* Problem details: Go through the listing and set it down exactly, leaving out its pictures.

* Data rows:
═══

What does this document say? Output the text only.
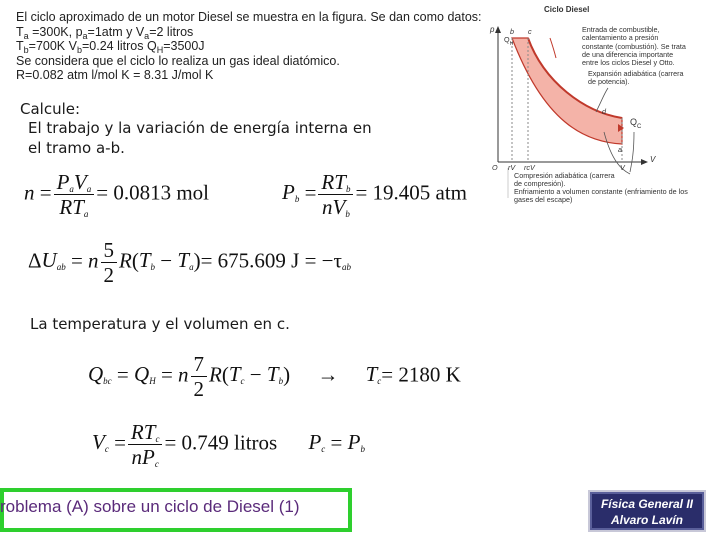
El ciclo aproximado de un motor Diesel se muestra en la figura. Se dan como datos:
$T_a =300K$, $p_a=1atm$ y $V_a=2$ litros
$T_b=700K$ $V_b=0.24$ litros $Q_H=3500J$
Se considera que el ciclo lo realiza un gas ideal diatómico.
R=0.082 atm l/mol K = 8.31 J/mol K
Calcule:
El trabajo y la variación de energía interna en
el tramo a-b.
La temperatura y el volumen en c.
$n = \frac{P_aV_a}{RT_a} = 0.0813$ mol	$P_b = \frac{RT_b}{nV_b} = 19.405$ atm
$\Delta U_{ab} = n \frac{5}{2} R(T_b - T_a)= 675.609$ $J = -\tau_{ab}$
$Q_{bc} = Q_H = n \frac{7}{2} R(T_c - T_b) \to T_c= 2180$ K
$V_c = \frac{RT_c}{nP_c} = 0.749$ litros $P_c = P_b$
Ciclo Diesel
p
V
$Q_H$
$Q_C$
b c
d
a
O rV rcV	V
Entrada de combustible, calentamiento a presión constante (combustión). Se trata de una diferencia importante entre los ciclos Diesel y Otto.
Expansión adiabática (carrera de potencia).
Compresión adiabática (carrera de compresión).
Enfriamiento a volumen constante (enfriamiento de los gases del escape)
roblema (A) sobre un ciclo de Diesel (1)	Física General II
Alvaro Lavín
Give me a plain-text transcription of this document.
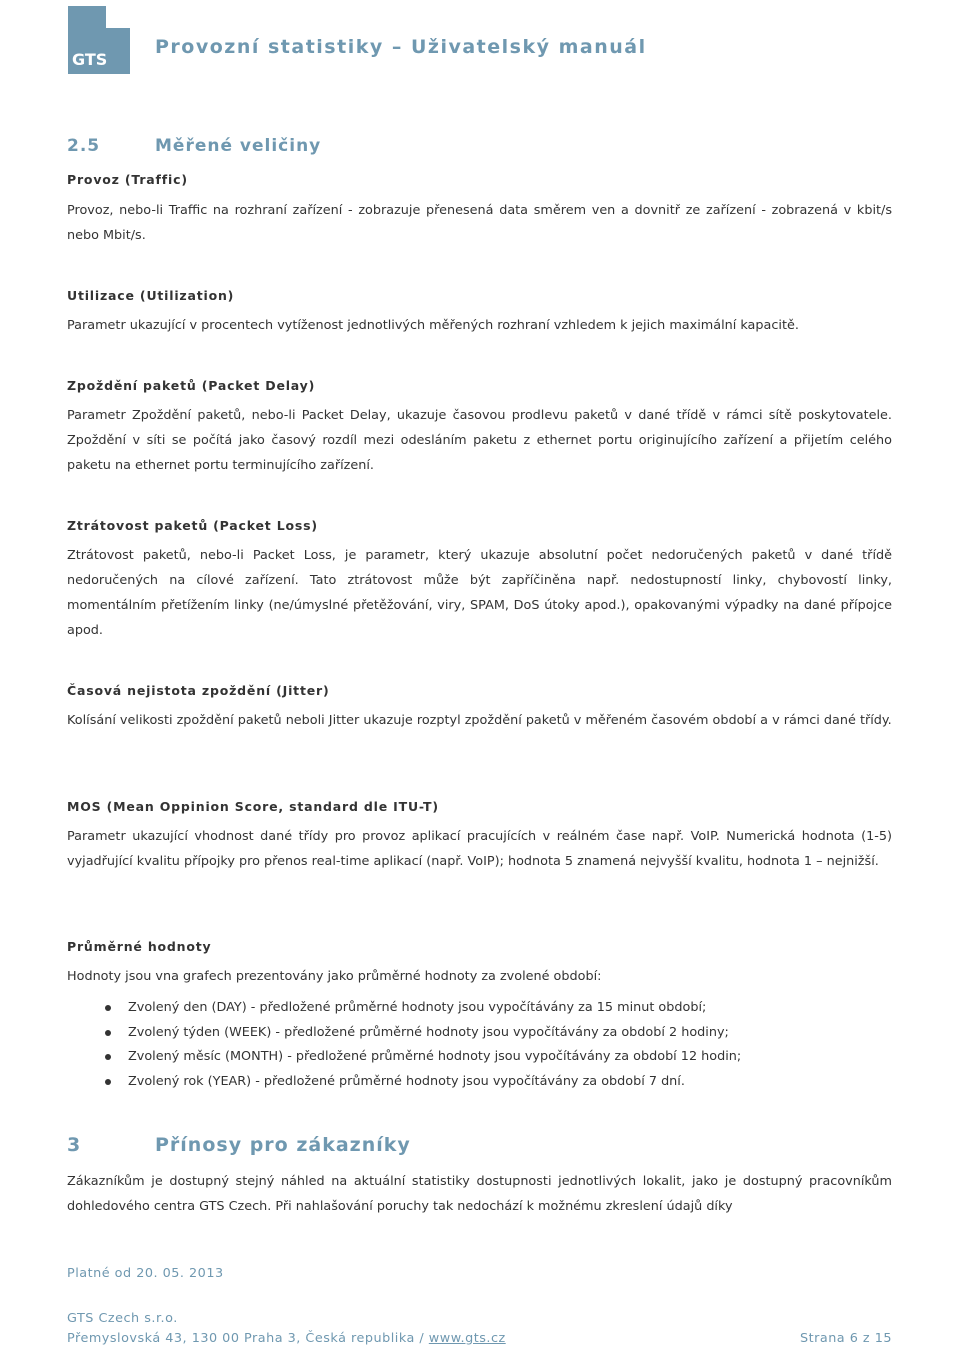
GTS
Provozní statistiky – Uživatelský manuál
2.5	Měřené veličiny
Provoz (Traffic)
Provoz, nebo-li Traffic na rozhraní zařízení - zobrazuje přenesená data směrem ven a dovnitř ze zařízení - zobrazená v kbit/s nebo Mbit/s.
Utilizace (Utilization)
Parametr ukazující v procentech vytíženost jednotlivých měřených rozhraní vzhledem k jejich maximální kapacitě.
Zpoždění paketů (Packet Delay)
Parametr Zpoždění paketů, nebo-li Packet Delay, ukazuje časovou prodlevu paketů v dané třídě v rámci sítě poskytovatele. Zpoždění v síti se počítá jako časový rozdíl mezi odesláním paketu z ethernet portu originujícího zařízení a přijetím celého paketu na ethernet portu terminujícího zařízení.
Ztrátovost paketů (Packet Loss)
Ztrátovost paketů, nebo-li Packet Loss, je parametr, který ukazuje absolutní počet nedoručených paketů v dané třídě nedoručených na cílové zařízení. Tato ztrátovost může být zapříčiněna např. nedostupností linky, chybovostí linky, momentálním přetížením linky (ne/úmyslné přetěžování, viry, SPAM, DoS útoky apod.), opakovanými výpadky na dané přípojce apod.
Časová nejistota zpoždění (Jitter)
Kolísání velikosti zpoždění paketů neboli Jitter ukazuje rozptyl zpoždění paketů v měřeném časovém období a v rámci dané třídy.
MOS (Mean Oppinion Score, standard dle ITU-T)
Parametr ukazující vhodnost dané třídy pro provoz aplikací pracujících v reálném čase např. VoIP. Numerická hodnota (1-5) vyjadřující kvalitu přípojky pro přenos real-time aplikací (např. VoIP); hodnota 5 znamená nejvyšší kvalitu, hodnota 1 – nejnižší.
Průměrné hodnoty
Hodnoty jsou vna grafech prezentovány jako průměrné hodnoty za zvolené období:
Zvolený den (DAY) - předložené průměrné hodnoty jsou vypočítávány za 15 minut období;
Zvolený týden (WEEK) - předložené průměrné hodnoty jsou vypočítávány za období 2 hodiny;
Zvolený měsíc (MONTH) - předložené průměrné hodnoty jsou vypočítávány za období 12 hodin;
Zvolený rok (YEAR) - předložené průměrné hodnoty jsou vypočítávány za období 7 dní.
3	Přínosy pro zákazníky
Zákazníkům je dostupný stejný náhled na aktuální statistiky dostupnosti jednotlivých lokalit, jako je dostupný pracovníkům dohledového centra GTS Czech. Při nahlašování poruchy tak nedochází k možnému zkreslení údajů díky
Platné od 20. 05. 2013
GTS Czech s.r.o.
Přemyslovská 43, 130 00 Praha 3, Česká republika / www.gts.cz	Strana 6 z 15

═══

* Solution to this problem:
What does this document say? Output the text only.
El ciclo aproximado de un motor Diesel se muestra en la figura. Se dan como datos:
$T_a =300K$, $p_a=1atm$ y $V_a=2$ litros
$T_b=700K$ $V_b=0.24$ litros $Q_H=3500J$
Se considera que el ciclo lo realiza un gas ideal diatómico.
R=0.082 atm l/mol K = 8.31 J/mol K
Calcule:
El trabajo y la variación de energía interna en
el tramo a-b.
La temperatura y el volumen en c.
$n = \frac{P_aV_a}{RT_a} = 0.0813$ mol	$P_b = \frac{RT_b}{nV_b} = 19.405$ atm
$\Delta U_{ab} = n \frac{5}{2} R(T_b - T_a)= 675.609$ $J = -\tau_{ab}$
$Q_{bc} = Q_H = n \frac{7}{2} R(T_c - T_b) \to T_c= 2180$ K
$V_c = \frac{RT_c}{nP_c} = 0.749$ litros $P_c = P_b$
Ciclo Diesel
p
V
$Q_H$
$Q_C$
b c
d
a
O rV rcV	V
Entrada de combustible, calentamiento a presión constante (combustión). Se trata de una diferencia importante entre los ciclos Diesel y Otto.
Expansión adiabática (carrera de potencia).
Compresión adiabática (carrera de compresión).
Enfriamiento a volumen constante (enfriamiento de los gases del escape)
roblema (A) sobre un ciclo de Diesel (1)	Física General II
Alvaro Lavín
Give me a plain-text transcription of this document.
GTS
Provozní statistiky – Uživatelský manuál
2.5	Měřené veličiny
Provoz (Traffic)
Provoz, nebo-li Traffic na rozhraní zařízení - zobrazuje přenesená data směrem ven a dovnitř ze zařízení - zobrazená v kbit/s nebo Mbit/s.
Utilizace (Utilization)
Parametr ukazující v procentech vytíženost jednotlivých měřených rozhraní vzhledem k jejich maximální kapacitě.
Zpoždění paketů (Packet Delay)
Parametr Zpoždění paketů, nebo-li Packet Delay, ukazuje časovou prodlevu paketů v dané třídě v rámci sítě poskytovatele. Zpoždění v síti se počítá jako časový rozdíl mezi odesláním paketu z ethernet portu originujícího zařízení a přijetím celého paketu na ethernet portu terminujícího zařízení.
Ztrátovost paketů (Packet Loss)
Ztrátovost paketů, nebo-li Packet Loss, je parametr, který ukazuje absolutní počet nedoručených paketů v dané třídě nedoručených na cílové zařízení. Tato ztrátovost může být zapříčiněna např. nedostupností linky, chybovostí linky, momentálním přetížením linky (ne/úmyslné přetěžování, viry, SPAM, DoS útoky apod.), opakovanými výpadky na dané přípojce apod.
Časová nejistota zpoždění (Jitter)
Kolísání velikosti zpoždění paketů neboli Jitter ukazuje rozptyl zpoždění paketů v měřeném časovém období a v rámci dané třídy.
MOS (Mean Oppinion Score, standard dle ITU-T)
Parametr ukazující vhodnost dané třídy pro provoz aplikací pracujících v reálném čase např. VoIP. Numerická hodnota (1-5) vyjadřující kvalitu přípojky pro přenos real-time aplikací (např. VoIP); hodnota 5 znamená nejvyšší kvalitu, hodnota 1 – nejnižší.
Průměrné hodnoty
Hodnoty jsou vna grafech prezentovány jako průměrné hodnoty za zvolené období:
Zvolený den (DAY) - předložené průměrné hodnoty jsou vypočítávány za 15 minut období;
Zvolený týden (WEEK) - předložené průměrné hodnoty jsou vypočítávány za období 2 hodiny;
Zvolený měsíc (MONTH) - předložené průměrné hodnoty jsou vypočítávány za období 12 hodin;
Zvolený rok (YEAR) - předložené průměrné hodnoty jsou vypočítávány za období 7 dní.
3	Přínosy pro zákazníky
Zákazníkům je dostupný stejný náhled na aktuální statistiky dostupnosti jednotlivých lokalit, jako je dostupný pracovníkům dohledového centra GTS Czech. Při nahlašování poruchy tak nedochází k možnému zkreslení údajů díky
Platné od 20. 05. 2013
GTS Czech s.r.o.
Přemyslovská 43, 130 00 Praha 3, Česká republika / www.gts.cz	Strana 6 z 15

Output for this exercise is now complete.